» **Stated problem**
Gather all lines from the material that contain "blue".

____ Listing

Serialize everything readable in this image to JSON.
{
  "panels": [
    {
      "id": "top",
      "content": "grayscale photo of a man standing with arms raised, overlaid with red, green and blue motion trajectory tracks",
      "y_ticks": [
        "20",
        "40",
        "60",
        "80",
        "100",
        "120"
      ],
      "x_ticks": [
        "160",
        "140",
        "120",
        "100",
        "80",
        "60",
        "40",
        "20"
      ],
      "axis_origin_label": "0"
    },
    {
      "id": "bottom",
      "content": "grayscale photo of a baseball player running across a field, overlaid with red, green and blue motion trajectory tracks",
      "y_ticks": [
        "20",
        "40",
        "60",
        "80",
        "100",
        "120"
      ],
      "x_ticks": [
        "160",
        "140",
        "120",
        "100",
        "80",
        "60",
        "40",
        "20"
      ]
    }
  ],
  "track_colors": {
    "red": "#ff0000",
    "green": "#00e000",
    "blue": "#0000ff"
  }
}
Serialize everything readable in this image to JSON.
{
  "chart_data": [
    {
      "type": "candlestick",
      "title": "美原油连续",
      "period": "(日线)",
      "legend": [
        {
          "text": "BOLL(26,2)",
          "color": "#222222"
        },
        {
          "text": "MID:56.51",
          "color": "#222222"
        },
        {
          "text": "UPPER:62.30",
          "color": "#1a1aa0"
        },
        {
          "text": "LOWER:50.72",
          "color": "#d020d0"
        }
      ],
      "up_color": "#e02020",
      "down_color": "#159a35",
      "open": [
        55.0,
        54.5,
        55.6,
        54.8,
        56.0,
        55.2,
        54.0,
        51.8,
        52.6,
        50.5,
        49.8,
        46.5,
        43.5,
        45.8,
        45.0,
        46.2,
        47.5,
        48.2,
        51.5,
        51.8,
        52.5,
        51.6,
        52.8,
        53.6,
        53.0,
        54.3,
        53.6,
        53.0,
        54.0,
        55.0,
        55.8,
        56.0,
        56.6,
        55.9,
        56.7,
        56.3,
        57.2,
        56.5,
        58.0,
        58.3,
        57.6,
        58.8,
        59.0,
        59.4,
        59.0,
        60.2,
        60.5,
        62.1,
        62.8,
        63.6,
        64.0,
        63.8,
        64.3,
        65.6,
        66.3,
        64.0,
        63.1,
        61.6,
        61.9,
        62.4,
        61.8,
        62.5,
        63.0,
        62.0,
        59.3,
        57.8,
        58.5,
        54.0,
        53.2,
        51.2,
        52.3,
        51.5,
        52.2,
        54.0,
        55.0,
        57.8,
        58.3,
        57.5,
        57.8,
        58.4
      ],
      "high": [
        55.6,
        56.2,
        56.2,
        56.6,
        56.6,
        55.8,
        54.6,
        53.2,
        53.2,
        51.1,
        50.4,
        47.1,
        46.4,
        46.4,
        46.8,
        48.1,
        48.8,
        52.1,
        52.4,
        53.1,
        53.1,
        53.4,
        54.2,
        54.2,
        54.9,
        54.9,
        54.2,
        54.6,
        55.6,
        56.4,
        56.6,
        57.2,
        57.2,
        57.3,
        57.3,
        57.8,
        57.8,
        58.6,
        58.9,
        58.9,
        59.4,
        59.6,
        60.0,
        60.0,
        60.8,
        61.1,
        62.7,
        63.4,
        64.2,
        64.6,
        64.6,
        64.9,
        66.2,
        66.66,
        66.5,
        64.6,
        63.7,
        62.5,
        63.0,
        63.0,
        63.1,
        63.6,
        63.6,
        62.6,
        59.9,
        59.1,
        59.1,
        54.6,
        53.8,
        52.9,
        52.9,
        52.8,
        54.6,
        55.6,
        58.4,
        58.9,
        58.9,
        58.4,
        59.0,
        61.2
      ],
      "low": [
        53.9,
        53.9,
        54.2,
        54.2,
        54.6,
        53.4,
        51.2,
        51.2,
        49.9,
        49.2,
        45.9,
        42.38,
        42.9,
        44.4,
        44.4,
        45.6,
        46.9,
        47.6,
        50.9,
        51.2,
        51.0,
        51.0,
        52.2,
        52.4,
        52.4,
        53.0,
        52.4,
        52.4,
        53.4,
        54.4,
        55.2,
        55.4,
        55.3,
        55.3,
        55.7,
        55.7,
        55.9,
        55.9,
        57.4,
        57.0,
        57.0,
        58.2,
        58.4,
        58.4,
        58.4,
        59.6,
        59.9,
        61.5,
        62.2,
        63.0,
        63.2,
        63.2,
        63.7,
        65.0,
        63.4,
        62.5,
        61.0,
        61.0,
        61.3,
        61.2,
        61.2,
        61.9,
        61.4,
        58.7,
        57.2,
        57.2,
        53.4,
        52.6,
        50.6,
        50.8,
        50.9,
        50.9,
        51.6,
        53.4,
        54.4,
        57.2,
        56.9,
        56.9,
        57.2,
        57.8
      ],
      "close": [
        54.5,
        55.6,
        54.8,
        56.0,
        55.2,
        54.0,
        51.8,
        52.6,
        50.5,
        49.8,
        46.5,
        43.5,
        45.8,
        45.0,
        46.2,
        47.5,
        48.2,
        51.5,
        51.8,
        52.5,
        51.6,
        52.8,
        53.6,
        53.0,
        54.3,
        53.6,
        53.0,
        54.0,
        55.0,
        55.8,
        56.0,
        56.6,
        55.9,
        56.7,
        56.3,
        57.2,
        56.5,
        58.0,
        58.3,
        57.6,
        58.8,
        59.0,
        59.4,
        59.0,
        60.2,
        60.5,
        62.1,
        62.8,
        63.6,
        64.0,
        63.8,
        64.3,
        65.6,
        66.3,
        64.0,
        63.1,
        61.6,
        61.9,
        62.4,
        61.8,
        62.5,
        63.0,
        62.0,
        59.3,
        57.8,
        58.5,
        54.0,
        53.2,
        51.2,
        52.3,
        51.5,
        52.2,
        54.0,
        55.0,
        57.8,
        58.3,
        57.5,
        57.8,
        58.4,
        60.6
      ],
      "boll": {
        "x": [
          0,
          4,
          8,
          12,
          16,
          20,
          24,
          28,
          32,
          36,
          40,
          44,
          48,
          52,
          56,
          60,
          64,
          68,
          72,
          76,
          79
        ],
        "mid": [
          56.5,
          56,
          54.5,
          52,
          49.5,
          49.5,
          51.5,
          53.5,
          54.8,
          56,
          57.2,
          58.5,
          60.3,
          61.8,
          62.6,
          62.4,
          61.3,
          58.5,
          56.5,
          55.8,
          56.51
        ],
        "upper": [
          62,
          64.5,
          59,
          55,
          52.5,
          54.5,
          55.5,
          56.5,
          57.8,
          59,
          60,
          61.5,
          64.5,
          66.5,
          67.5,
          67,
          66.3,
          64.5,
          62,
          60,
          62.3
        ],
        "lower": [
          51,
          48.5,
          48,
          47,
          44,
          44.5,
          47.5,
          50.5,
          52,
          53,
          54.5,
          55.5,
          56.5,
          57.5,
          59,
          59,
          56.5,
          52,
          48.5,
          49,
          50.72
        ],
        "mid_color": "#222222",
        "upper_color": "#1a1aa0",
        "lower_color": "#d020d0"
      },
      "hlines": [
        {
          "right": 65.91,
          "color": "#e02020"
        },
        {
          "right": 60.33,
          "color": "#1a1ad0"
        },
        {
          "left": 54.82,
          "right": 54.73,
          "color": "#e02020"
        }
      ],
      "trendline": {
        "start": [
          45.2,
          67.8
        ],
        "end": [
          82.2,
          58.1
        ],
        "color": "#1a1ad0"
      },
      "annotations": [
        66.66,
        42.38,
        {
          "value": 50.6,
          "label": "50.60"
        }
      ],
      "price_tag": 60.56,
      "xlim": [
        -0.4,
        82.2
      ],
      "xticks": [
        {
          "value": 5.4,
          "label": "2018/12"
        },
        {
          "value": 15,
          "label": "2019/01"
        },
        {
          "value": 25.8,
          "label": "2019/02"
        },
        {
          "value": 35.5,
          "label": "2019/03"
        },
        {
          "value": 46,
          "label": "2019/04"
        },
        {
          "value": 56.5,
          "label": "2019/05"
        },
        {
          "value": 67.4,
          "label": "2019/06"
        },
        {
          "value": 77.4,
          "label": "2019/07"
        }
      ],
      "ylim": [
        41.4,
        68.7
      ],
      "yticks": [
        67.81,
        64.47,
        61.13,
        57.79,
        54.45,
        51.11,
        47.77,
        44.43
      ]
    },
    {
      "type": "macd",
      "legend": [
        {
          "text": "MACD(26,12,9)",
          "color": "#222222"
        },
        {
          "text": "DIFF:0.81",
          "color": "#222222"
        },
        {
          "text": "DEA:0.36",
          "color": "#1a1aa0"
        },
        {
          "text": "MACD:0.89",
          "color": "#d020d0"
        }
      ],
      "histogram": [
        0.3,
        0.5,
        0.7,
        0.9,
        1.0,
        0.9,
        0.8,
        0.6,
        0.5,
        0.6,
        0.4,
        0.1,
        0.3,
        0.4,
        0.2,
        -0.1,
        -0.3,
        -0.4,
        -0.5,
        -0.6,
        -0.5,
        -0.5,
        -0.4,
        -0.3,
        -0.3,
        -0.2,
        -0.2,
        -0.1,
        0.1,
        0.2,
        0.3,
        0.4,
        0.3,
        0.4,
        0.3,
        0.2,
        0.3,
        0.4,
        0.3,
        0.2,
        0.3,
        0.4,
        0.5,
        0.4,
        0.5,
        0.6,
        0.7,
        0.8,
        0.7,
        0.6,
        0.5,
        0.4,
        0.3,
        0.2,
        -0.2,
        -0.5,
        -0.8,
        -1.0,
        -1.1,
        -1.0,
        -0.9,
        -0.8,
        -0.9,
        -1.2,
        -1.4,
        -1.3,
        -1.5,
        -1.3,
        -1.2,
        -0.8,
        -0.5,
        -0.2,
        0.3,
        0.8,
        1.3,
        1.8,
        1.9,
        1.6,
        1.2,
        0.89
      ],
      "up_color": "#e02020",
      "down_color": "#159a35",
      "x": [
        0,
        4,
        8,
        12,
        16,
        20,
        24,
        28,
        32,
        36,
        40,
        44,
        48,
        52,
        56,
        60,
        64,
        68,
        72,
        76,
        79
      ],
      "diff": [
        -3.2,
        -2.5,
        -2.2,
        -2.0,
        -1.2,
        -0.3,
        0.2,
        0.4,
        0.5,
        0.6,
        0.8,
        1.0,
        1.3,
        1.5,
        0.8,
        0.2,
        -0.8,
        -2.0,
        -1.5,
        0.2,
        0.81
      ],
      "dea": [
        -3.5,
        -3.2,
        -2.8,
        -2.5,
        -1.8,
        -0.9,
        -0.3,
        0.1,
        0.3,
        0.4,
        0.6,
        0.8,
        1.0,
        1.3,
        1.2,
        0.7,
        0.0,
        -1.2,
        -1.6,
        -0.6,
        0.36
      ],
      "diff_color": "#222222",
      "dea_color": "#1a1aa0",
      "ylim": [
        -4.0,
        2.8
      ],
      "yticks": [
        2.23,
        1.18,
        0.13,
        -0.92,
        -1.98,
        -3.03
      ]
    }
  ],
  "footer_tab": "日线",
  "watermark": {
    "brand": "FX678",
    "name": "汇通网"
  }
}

________

» **Exercise result**
      "content": "grayscale photo of a man standing with arms raised, overlaid with red, green and blue motion trajectory tracks",
      "content": "grayscale photo of a baseball player running across a field, overlaid with red, green and blue motion trajectory tracks",
    "blue": "#0000ff"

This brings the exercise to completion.